- _PROBLÈME À RÉSOUDRE_
Dites si chacune des affirmations suivantes concorde avec le récit sur l’Irak, en répondant par oui ou non et en citant mot pour mot le passage qui tranche : (a) les parents de David possèdent un passeport ; (b) Adeeb travaillait au barrage de Mossoul ; (c) les réfugiés se trouvent dans une église d’Ankawa.

- _TEXTE DE LECTURE_
# # # # #
Irak, 6 août 2014 : une histoire – cent mille visages différents (2)

Récit écrit par Maria Lozano, responsable du service presse de l’AED Internationale. Dans cette seconde partie, on peut lire les témoignages de personnes qu’une délégation de l’Aide à l’Église en Détresse a pu rencontrer, peu après l’invasion de la plaine de Ninive par l’État islamique. Certains chrétiens y rappellent que cette terre d’Irak est aussi la leur. (Pour lire la première partie, cliquez ici : https://acn-canada.org/fr/irak-6-aout-2014-une-histoire-cent-mille-visages-differents-1/).

2e partie

Une terre pleine de sang

« Je ne peux pas continuer à vivre ici », gémit le père de David, un des enfants tués par une bombe de l’État islamique à Karakosh, « ce pays est rempli de sang ». La mère, jeune, en vêtements de deuil, pleure en cachant son visage entre ses mains. Ils n’ont ni papiers, ni passeport. Ils ne savent pas comment faire pour demander un visa, mais ils ne cessent de répéter qu’ils veulent partir, peu importe la destination, loin de ce pays de douleur. Ici, il n’y a pas de personnel spécialisé pour les aider dans leur traumatisme et leur tragédie. Ils sont avec tous les autres réfugiés dans une école d’Ankawa.

Son frère Adeeb (photo ci-bas) travaillait au barrage de Mossoul. Dans un anglais haché mais clair, il demande : « Pourquoi, dans les pays européens, reconnait-on des droits aux musulmans qui viennent de l’étranger, alors qu’ici, ils nous traitent comme des chiens ? Pourtant nous sommes ici chez nous, c’est ici notre pays, nous ne venons pas de l’étranger ! »
# # # # #
- _ENTRÉES DE DONNÉES_
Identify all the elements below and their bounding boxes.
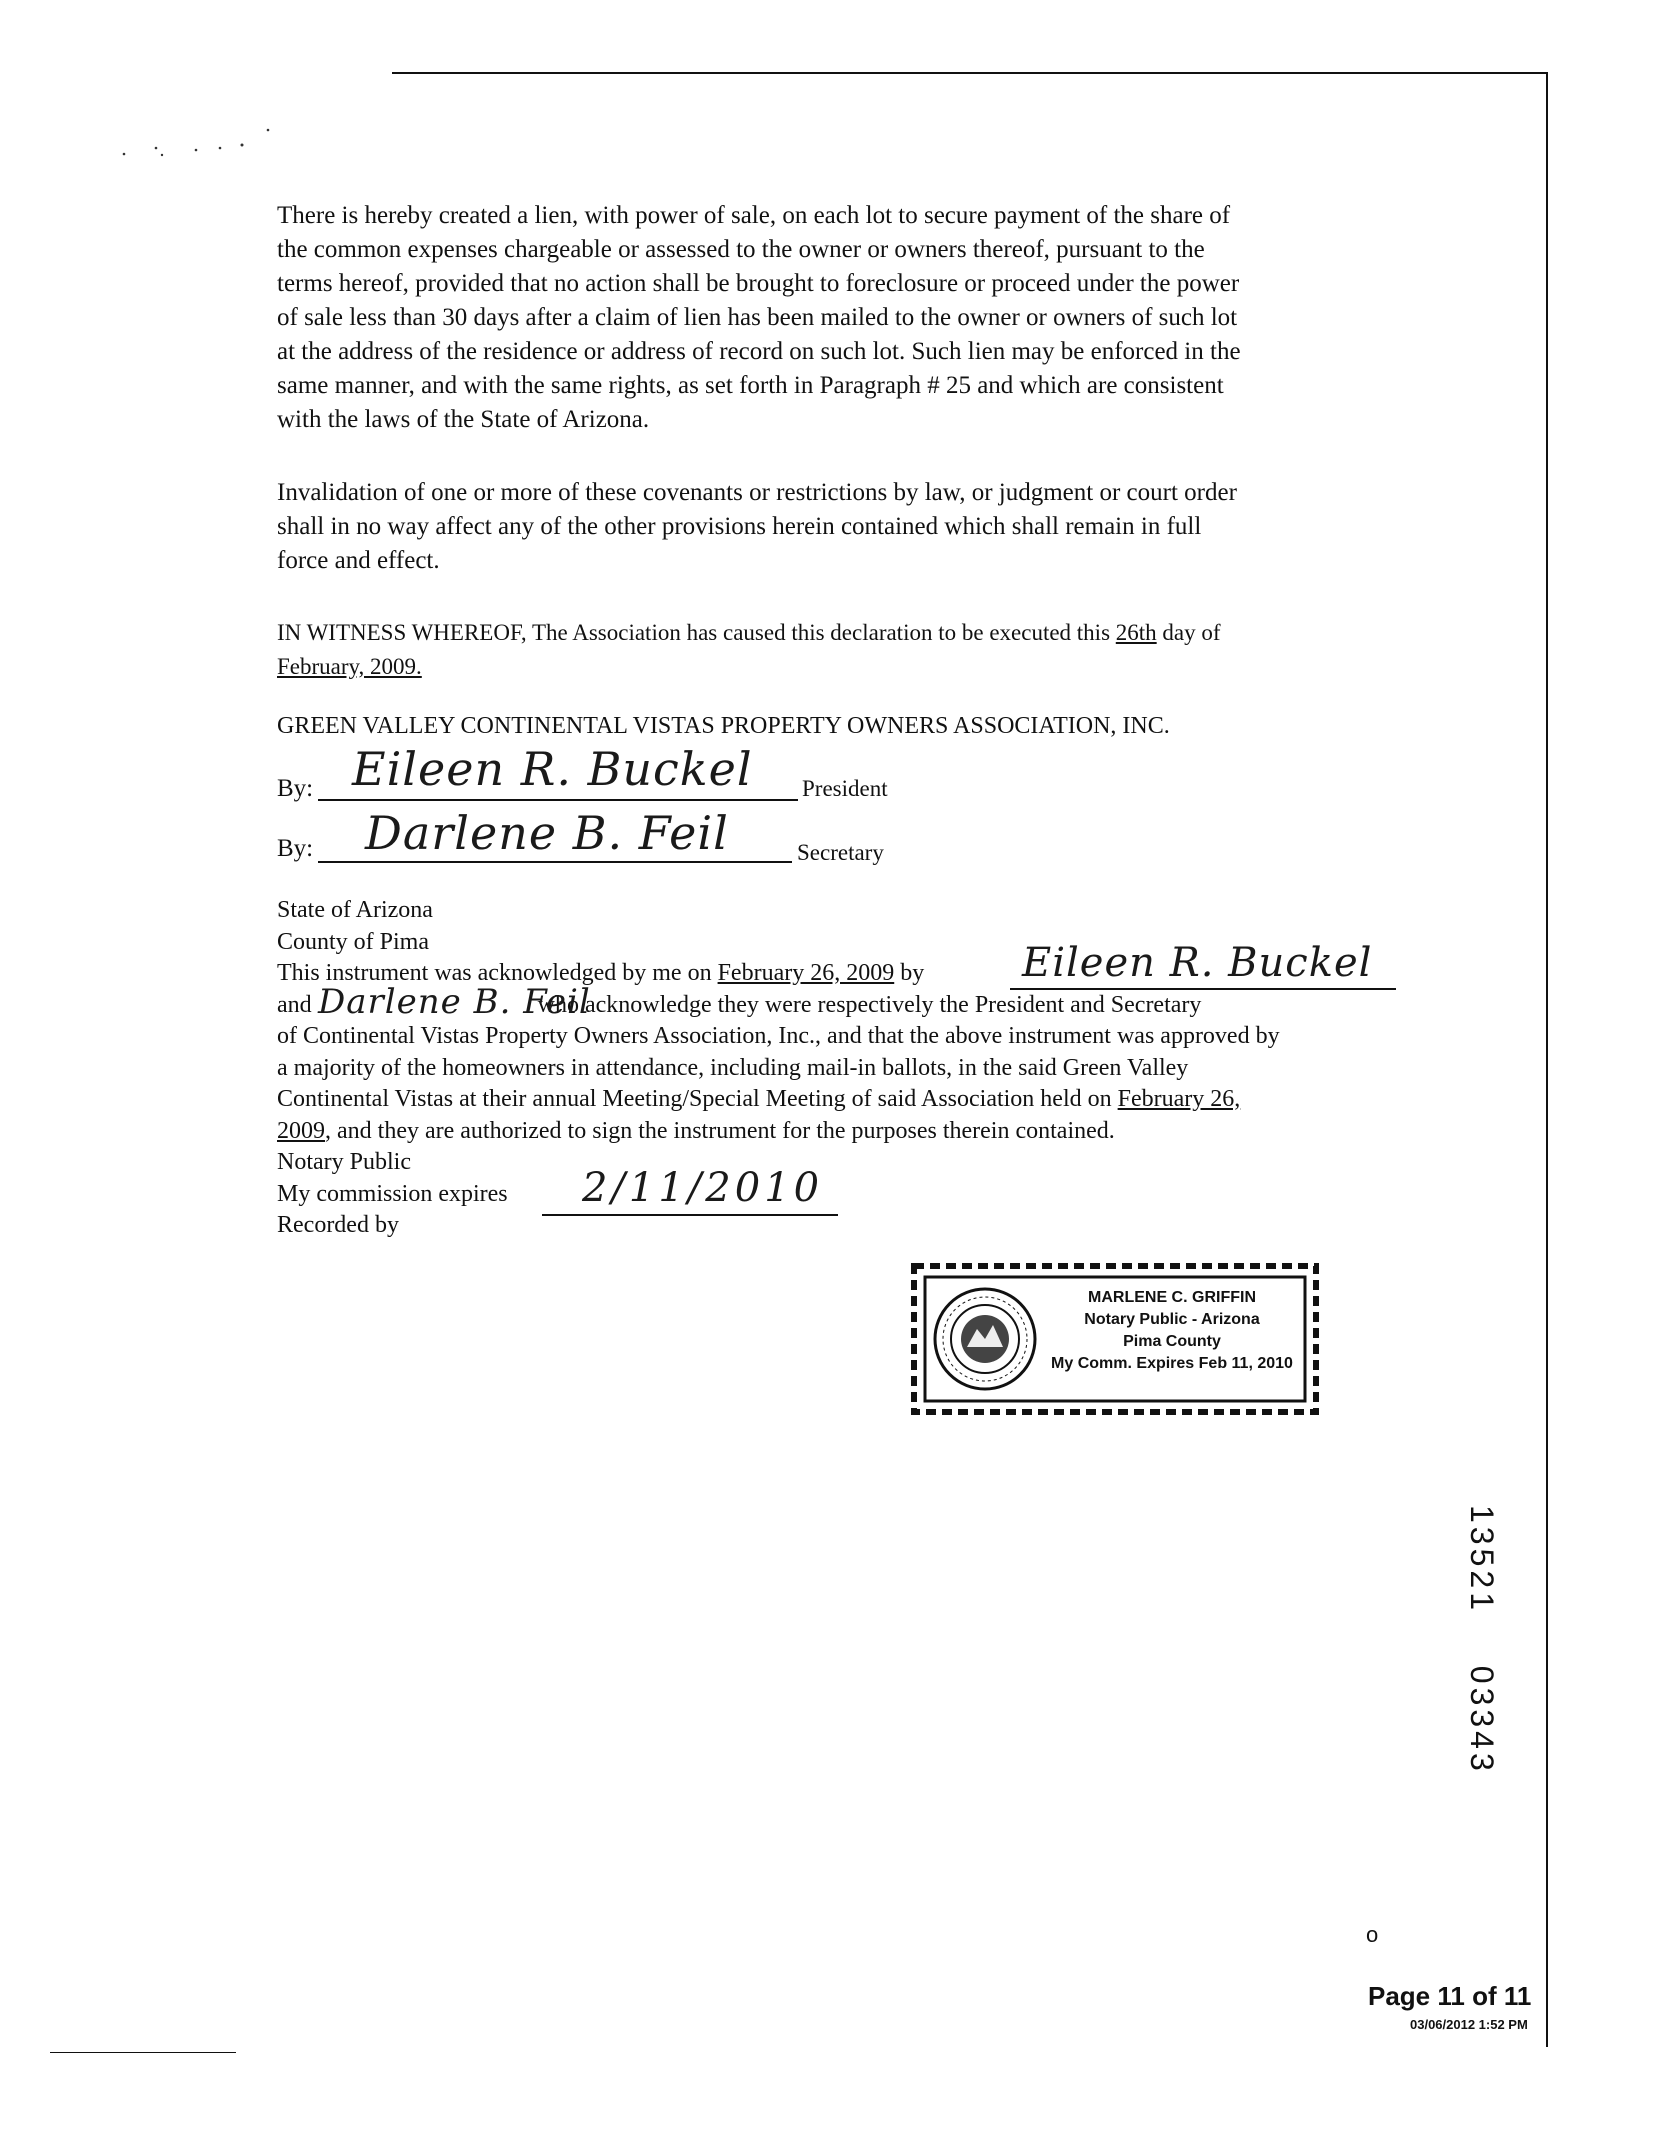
state-line: State of Arizona bbox=[277, 897, 433, 923]
witness-mid: day of bbox=[1156, 620, 1221, 645]
notary-stamp bbox=[911, 1263, 1319, 1415]
ack-line-3: of Continental Vistas Property Owners Association, Inc., and that the above instrument was approved by bbox=[277, 1023, 1280, 1049]
secretary-role: Secretary bbox=[797, 840, 884, 865]
commission-date-handwritten: 2/11/2010 bbox=[582, 1165, 824, 1211]
ack-signature-secretary: Darlene B. Feil bbox=[318, 982, 591, 1022]
ack-and: and bbox=[277, 991, 318, 1018]
secretary-signature: Darlene B. Feil bbox=[365, 806, 729, 860]
text-line: shall in no way affect any of the other provisions herein contained which shall remain in full bbox=[277, 513, 1202, 540]
text-line: Invalidation of one or more of these covenants or restrictions by law, or judgment or court order bbox=[277, 479, 1237, 506]
witness-date: February, 2009. bbox=[277, 654, 422, 679]
great-seal-of-arizona-icon bbox=[931, 1285, 1039, 1393]
by-label-secretary: By: bbox=[277, 835, 314, 862]
ack-line-4: a majority of the homeowners in attendance, including mail-in ballots, in the said Green Valley bbox=[277, 1054, 1189, 1081]
ack-line6-rest: , and they are authorized to sign the instrument for the purposes therein contained. bbox=[325, 1117, 1115, 1144]
bottom-left-line bbox=[50, 2052, 236, 2053]
ack-line-5 bbox=[277, 1084, 1280, 1116]
stamp-notary-title: Notary Public - Arizona bbox=[1084, 1311, 1260, 1328]
ack-line-6 bbox=[277, 1116, 1280, 1148]
text-line: with the laws of the State of Arizona. bbox=[277, 406, 650, 433]
lien-paragraph bbox=[277, 199, 1241, 437]
meeting-date-part1: February 26, bbox=[1117, 1086, 1241, 1112]
ack-by: by bbox=[894, 960, 925, 986]
county-line: County of Pima bbox=[277, 928, 430, 955]
stamp-county: Pima County bbox=[1123, 1333, 1221, 1350]
text-line: terms hereof, provided that no action shall be brought to foreclosure or proceed under the power bbox=[277, 270, 1240, 297]
scan-specks bbox=[118, 126, 278, 166]
notary-line: Notary Public bbox=[277, 1149, 411, 1175]
by-label-president: By: bbox=[277, 775, 314, 802]
recorded-by-line: Recorded by bbox=[277, 1212, 399, 1238]
stamp-notary-name: MARLENE C. GRIFFIN bbox=[1088, 1289, 1256, 1306]
right-border-line bbox=[1546, 72, 1548, 2047]
stamp-expiration: My Comm. Expires Feb 11, 2010 bbox=[1051, 1355, 1293, 1372]
invalidation-paragraph bbox=[277, 476, 1237, 578]
president-role: President bbox=[802, 776, 888, 801]
side-number-2: 03343 bbox=[1464, 1665, 1500, 1775]
top-border-line bbox=[392, 72, 1548, 74]
speck-marks-icon bbox=[118, 126, 278, 166]
side-number-1: 13521 bbox=[1464, 1505, 1500, 1614]
president-signature: Eileen R. Buckel bbox=[352, 742, 753, 796]
witness-clause bbox=[277, 616, 1221, 684]
text-line: the common expenses chargeable or assessed to the owner or owners thereof, pursuant to the bbox=[277, 236, 1205, 263]
witness-line bbox=[277, 616, 1221, 650]
commission-label: My commission expires bbox=[277, 1180, 508, 1207]
commission-date-line bbox=[542, 1214, 838, 1216]
ack-prefix: This instrument was acknowledged by me on bbox=[277, 960, 718, 986]
president-signature-line bbox=[318, 799, 798, 801]
text-line: of sale less than 30 days after a claim of lien has been mailed to the owner or owners of such lot bbox=[277, 304, 1238, 331]
ack-signature-president: Eileen R. Buckel bbox=[1022, 940, 1373, 986]
stamp-text bbox=[1037, 1287, 1307, 1375]
text-line: at the address of the residence or address of record on such lot. Such lien may be enforced in the bbox=[277, 338, 1241, 365]
ack-line5-prefix: Continental Vistas at their annual Meeting/Special Meeting of said Association held on bbox=[277, 1086, 1118, 1112]
text-line: same manner, and with the same rights, as set forth in Paragraph # 25 and which are consistent bbox=[277, 372, 1224, 399]
ack-signature-line-1 bbox=[1010, 988, 1396, 990]
print-timestamp: 03/06/2012 1:52 PM bbox=[1410, 2017, 1528, 2032]
page-number: Page 11 of 11 bbox=[1368, 1981, 1532, 2011]
side-recording-number bbox=[1463, 1505, 1500, 1775]
secretary-signature-line bbox=[318, 861, 792, 863]
text-line: There is hereby created a lien, with power of sale, on each lot to secure payment of the share of bbox=[277, 202, 1231, 229]
witness-day: 26th bbox=[1115, 620, 1157, 645]
meeting-date-part2: 2009 bbox=[277, 1117, 325, 1144]
association-name: GREEN VALLEY CONTINENTAL VISTAS PROPERTY OWNERS ASSOCIATION, INC. bbox=[277, 713, 1170, 739]
ack-line2-rest: who acknowledge they were respectively the President and Secretary bbox=[531, 991, 1202, 1018]
witness-prefix: IN WITNESS WHEREOF, The Association has caused this declaration to be executed this bbox=[277, 620, 1116, 645]
ack-date: February 26, 2009 bbox=[717, 960, 895, 986]
text-line: force and effect. bbox=[277, 547, 440, 574]
footer-mark: o bbox=[1366, 1922, 1379, 1947]
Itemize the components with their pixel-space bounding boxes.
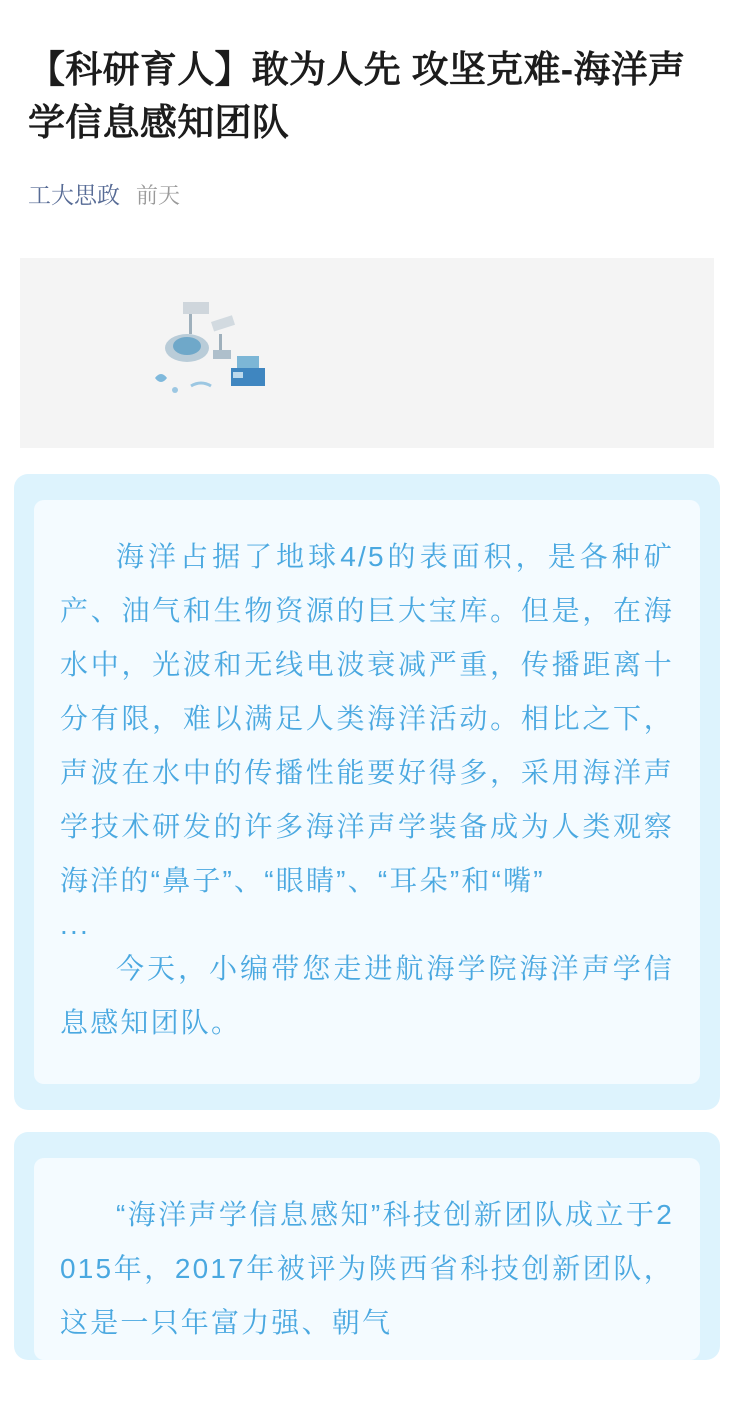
hero-image[interactable] [20,258,714,448]
quote-card-1-inner [34,500,700,1084]
publish-time: 前天 [136,183,181,209]
account-name-link[interactable]: 工大思政 [28,182,120,209]
quote-paragraph: “海洋声学信息感知”科技创新团队成立于2015年，2017年被评为陕西省科技创新团队，这是一只年富力强、朝气 [60,1198,674,1338]
quote-paragraph: 海洋占据了地球4/5的表面积，是各种矿产、油气和生物资源的巨大宝库。但是，在海水中，光波和无线电波衰减严重，传播距离十分有限，难以满足人类海洋活动。相比之下，声波在水中的传播性能要好得多，采用海洋声学技术研发的许多海洋声学装备成为人类观察海洋的“鼻子”、“眼睛”、“耳朵”和“嘴” [60,541,674,897]
quote-card-2 [14,1132,720,1360]
article-header [0,0,734,210]
article-meta [28,177,706,210]
quote-ellipsis: ... [60,909,90,941]
page-title: 【科研育人】敢为人先 攻坚克难-海洋声学信息感知团队 [28,49,686,143]
ocean-acoustics-illustration-icon [145,300,290,405]
quote-card-1 [14,474,720,1110]
quote-card-2-inner [34,1158,700,1360]
quote-paragraph: 今天，小编带您走进航海学院海洋声学信息感知团队。 [60,952,674,1038]
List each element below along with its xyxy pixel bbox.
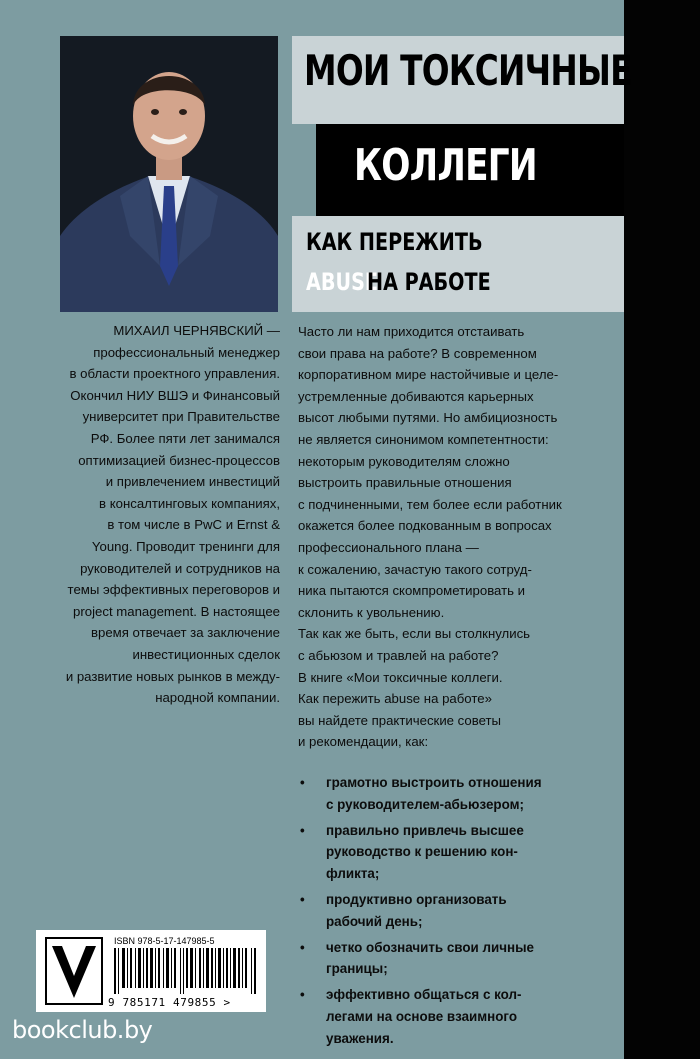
# # # # #
- _SOLUTION_
(a) Non : « Ils n’ont ni papiers, ni passeport. »
(b) Oui : « Son frère Adeeb (photo ci-bas) travaillait au barrage de Mossoul. »
(c) Non : « Ils sont avec tous les autres réfugiés dans une école d’Ankawa. »